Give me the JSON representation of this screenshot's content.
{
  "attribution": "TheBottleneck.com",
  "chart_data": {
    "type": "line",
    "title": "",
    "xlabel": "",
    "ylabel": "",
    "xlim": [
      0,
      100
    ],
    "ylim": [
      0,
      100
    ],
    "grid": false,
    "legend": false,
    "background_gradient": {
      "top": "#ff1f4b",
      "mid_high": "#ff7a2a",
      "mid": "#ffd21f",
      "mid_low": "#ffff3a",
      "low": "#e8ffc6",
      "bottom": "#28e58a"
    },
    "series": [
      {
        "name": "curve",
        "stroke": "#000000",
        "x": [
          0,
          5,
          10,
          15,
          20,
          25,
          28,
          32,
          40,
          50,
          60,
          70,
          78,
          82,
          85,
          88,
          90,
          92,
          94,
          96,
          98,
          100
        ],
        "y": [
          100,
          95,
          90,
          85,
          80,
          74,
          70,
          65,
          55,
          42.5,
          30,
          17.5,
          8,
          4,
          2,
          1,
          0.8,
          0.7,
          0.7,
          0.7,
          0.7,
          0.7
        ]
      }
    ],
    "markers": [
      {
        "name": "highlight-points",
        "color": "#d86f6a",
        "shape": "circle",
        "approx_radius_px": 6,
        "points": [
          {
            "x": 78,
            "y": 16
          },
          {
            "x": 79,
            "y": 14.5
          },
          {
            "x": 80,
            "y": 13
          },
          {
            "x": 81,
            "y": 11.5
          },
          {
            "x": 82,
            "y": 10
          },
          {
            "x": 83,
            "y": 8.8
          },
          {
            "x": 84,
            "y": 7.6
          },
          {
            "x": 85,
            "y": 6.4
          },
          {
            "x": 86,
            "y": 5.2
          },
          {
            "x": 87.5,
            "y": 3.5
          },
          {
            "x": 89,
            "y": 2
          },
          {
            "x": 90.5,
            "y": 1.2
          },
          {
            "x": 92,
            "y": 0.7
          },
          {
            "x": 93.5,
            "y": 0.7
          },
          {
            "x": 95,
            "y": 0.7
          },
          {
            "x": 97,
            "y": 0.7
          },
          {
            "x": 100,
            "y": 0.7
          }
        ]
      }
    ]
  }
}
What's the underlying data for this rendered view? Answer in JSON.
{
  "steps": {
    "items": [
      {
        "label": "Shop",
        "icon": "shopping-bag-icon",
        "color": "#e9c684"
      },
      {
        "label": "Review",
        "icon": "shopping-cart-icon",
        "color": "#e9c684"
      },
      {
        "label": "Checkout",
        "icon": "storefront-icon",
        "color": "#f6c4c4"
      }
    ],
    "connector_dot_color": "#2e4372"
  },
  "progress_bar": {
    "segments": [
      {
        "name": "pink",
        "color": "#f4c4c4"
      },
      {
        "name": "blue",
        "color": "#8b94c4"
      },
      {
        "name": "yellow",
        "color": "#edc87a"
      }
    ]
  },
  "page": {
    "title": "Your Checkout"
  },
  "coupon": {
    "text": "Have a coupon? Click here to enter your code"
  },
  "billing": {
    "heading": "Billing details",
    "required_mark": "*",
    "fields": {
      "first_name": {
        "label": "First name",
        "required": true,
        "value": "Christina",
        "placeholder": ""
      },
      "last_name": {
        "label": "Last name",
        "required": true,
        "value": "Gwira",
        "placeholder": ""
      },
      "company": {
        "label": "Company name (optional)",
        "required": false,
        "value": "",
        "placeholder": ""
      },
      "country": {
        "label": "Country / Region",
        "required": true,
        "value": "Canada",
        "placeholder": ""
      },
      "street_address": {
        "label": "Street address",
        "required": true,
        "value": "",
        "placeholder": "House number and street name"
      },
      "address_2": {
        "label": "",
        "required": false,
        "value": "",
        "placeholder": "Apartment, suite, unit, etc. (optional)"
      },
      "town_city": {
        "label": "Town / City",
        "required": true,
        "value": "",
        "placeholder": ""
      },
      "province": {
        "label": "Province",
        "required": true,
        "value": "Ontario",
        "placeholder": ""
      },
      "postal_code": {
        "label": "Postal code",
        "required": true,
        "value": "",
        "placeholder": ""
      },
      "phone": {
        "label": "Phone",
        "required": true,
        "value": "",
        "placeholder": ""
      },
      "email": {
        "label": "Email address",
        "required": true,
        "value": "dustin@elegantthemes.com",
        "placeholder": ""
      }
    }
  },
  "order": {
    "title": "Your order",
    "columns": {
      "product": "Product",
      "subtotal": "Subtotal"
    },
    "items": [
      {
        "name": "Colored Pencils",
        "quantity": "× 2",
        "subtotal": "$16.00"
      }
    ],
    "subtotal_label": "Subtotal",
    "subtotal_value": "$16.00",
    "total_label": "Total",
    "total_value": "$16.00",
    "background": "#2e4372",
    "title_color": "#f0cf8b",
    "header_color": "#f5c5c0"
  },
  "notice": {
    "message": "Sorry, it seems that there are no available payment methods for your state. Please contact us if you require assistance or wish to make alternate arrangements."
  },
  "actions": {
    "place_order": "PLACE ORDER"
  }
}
+ + + +
GIVEN TASK - Give the count of lines that hold the word "shopping", with nothing added.

TASK RESULT - 2